— Start of Input material —

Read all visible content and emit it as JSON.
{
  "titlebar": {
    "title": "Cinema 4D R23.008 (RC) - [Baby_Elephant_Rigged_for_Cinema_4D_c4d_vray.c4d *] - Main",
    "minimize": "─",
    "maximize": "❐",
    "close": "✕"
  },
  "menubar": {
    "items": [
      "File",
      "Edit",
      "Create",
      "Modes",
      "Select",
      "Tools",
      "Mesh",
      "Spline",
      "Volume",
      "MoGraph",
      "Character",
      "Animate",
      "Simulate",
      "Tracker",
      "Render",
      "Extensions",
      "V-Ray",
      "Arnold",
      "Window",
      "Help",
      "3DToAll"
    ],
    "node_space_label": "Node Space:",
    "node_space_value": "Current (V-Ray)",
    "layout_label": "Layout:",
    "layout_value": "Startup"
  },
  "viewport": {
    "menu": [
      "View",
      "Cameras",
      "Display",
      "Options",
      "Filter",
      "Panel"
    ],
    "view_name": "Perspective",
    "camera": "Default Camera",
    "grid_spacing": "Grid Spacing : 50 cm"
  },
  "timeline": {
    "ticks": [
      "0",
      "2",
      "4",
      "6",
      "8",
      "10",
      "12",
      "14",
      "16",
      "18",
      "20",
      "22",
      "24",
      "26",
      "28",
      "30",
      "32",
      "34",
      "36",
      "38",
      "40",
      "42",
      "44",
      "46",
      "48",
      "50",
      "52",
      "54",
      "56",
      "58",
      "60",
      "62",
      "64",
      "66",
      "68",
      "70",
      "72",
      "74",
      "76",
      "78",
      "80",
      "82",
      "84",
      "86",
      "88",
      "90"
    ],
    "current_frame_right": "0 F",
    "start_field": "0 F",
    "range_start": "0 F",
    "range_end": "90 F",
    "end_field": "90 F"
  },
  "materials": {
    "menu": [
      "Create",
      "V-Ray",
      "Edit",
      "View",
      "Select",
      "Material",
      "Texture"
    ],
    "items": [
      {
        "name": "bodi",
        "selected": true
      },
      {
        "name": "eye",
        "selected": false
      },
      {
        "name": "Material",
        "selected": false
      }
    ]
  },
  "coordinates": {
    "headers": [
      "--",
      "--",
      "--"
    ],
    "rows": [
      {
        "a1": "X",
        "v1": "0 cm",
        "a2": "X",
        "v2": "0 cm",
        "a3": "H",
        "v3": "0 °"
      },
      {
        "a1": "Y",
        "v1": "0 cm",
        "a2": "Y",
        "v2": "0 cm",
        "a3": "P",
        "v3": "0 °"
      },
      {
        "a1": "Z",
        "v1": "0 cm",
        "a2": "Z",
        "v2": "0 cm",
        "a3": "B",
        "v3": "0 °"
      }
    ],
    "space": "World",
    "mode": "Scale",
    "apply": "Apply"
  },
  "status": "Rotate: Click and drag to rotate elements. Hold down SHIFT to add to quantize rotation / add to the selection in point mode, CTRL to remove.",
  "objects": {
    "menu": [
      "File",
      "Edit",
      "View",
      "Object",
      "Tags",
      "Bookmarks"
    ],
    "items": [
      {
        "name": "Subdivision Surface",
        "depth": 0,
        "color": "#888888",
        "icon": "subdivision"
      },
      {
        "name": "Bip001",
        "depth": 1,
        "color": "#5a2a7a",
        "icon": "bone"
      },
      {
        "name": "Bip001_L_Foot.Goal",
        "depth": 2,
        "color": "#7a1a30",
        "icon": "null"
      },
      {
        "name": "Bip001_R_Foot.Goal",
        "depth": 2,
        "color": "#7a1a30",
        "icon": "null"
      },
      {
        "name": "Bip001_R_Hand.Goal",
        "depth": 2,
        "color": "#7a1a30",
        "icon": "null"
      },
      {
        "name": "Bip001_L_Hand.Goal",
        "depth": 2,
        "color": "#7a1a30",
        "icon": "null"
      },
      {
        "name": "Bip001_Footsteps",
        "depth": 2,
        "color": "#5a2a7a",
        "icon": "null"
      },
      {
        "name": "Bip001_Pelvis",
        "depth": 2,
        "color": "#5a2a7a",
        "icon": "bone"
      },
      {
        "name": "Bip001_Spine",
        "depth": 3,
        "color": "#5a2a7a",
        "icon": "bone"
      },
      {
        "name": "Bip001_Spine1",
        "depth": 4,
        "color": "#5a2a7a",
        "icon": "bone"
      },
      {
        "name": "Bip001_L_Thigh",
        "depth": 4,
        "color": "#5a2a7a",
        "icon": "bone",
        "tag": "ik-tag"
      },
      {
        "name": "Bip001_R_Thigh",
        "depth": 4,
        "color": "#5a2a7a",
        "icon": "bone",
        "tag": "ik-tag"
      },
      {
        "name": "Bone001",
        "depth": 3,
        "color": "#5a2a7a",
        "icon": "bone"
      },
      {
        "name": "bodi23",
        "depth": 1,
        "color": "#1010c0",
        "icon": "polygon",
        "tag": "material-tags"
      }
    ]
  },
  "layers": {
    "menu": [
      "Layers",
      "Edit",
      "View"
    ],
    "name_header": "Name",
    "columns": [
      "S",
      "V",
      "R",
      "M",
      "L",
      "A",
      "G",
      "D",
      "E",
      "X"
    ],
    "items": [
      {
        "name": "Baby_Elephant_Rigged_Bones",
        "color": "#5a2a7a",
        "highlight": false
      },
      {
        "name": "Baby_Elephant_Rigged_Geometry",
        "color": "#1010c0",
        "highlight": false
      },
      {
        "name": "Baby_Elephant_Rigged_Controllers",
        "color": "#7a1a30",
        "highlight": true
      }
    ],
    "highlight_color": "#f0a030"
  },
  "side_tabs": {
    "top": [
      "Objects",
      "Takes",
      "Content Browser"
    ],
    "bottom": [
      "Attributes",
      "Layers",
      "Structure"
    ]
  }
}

— End of Input material —

● Exercise: Copy every record above exactly as it appears.

● Written answer:
Read all visible content and emit it as JSON.
{
  "titlebar": {
    "title": "Cinema 4D R23.008 (RC) - [Baby_Elephant_Rigged_for_Cinema_4D_c4d_vray.c4d *] - Main",
    "minimize": "─",
    "maximize": "❐",
    "close": "✕"
  },
  "menubar": {
    "items": [
      "File",
      "Edit",
      "Create",
      "Modes",
      "Select",
      "Tools",
      "Mesh",
      "Spline",
      "Volume",
      "MoGraph",
      "Character",
      "Animate",
      "Simulate",
      "Tracker",
      "Render",
      "Extensions",
      "V-Ray",
      "Arnold",
      "Window",
      "Help",
      "3DToAll"
    ],
    "node_space_label": "Node Space:",
    "node_space_value": "Current (V-Ray)",
    "layout_label": "Layout:",
    "layout_value": "Startup"
  },
  "viewport": {
    "menu": [
      "View",
      "Cameras",
      "Display",
      "Options",
      "Filter",
      "Panel"
    ],
    "view_name": "Perspective",
    "camera": "Default Camera",
    "grid_spacing": "Grid Spacing : 50 cm"
  },
  "timeline": {
    "ticks": [
      "0",
      "2",
      "4",
      "6",
      "8",
      "10",
      "12",
      "14",
      "16",
      "18",
      "20",
      "22",
      "24",
      "26",
      "28",
      "30",
      "32",
      "34",
      "36",
      "38",
      "40",
      "42",
      "44",
      "46",
      "48",
      "50",
      "52",
      "54",
      "56",
      "58",
      "60",
      "62",
      "64",
      "66",
      "68",
      "70",
      "72",
      "74",
      "76",
      "78",
      "80",
      "82",
      "84",
      "86",
      "88",
      "90"
    ],
    "current_frame_right": "0 F",
    "start_field": "0 F",
    "range_start": "0 F",
    "range_end": "90 F",
    "end_field": "90 F"
  },
  "materials": {
    "menu": [
      "Create",
      "V-Ray",
      "Edit",
      "View",
      "Select",
      "Material",
      "Texture"
    ],
    "items": [
      {
        "name": "bodi",
        "selected": true
      },
      {
        "name": "eye",
        "selected": false
      },
      {
        "name": "Material",
        "selected": false
      }
    ]
  },
  "coordinates": {
    "headers": [
      "--",
      "--",
      "--"
    ],
    "rows": [
      {
        "a1": "X",
        "v1": "0 cm",
        "a2": "X",
        "v2": "0 cm",
        "a3": "H",
        "v3": "0 °"
      },
      {
        "a1": "Y",
        "v1": "0 cm",
        "a2": "Y",
        "v2": "0 cm",
        "a3": "P",
        "v3": "0 °"
      },
      {
        "a1": "Z",
        "v1": "0 cm",
        "a2": "Z",
        "v2": "0 cm",
        "a3": "B",
        "v3": "0 °"
      }
    ],
    "space": "World",
    "mode": "Scale",
    "apply": "Apply"
  },
  "status": "Rotate: Click and drag to rotate elements. Hold down SHIFT to add to quantize rotation / add to the selection in point mode, CTRL to remove.",
  "objects": {
    "menu": [
      "File",
      "Edit",
      "View",
      "Object",
      "Tags",
      "Bookmarks"
    ],
    "items": [
      {
        "name": "Subdivision Surface",
        "depth": 0,
        "color": "#888888",
        "icon": "subdivision"
      },
      {
        "name": "Bip001",
        "depth": 1,
        "color": "#5a2a7a",
        "icon": "bone"
      },
      {
        "name": "Bip001_L_Foot.Goal",
        "depth": 2,
        "color": "#7a1a30",
        "icon": "null"
      },
      {
        "name": "Bip001_R_Foot.Goal",
        "depth": 2,
        "color": "#7a1a30",
        "icon": "null"
      },
      {
        "name": "Bip001_R_Hand.Goal",
        "depth": 2,
        "color": "#7a1a30",
        "icon": "null"
      },
      {
        "name": "Bip001_L_Hand.Goal",
        "depth": 2,
        "color": "#7a1a30",
        "icon": "null"
      },
      {
        "name": "Bip001_Footsteps",
        "depth": 2,
        "color": "#5a2a7a",
        "icon": "null"
      },
      {
        "name": "Bip001_Pelvis",
        "depth": 2,
        "color": "#5a2a7a",
        "icon": "bone"
      },
      {
        "name": "Bip001_Spine",
        "depth": 3,
        "color": "#5a2a7a",
        "icon": "bone"
      },
      {
        "name": "Bip001_Spine1",
        "depth": 4,
        "color": "#5a2a7a",
        "icon": "bone"
      },
      {
        "name": "Bip001_L_Thigh",
        "depth": 4,
        "color": "#5a2a7a",
        "icon": "bone",
        "tag": "ik-tag"
      },
      {
        "name": "Bip001_R_Thigh",
        "depth": 4,
        "color": "#5a2a7a",
        "icon": "bone",
        "tag": "ik-tag"
      },
      {
        "name": "Bone001",
        "depth": 3,
        "color": "#5a2a7a",
        "icon": "bone"
      },
      {
        "name": "bodi23",
        "depth": 1,
        "color": "#1010c0",
        "icon": "polygon",
        "tag": "material-tags"
      }
    ]
  },
  "layers": {
    "menu": [
      "Layers",
      "Edit",
      "View"
    ],
    "name_header": "Name",
    "columns": [
      "S",
      "V",
      "R",
      "M",
      "L",
      "A",
      "G",
      "D",
      "E",
      "X"
    ],
    "items": [
      {
        "name": "Baby_Elephant_Rigged_Bones",
        "color": "#5a2a7a",
        "highlight": false
      },
      {
        "name": "Baby_Elephant_Rigged_Geometry",
        "color": "#1010c0",
        "highlight": false
      },
      {
        "name": "Baby_Elephant_Rigged_Controllers",
        "color": "#7a1a30",
        "highlight": true
      }
    ],
    "highlight_color": "#f0a030"
  },
  "side_tabs": {
    "top": [
      "Objects",
      "Takes",
      "Content Browser"
    ],
    "bottom": [
      "Attributes",
      "Layers",
      "Structure"
    ]
  }
}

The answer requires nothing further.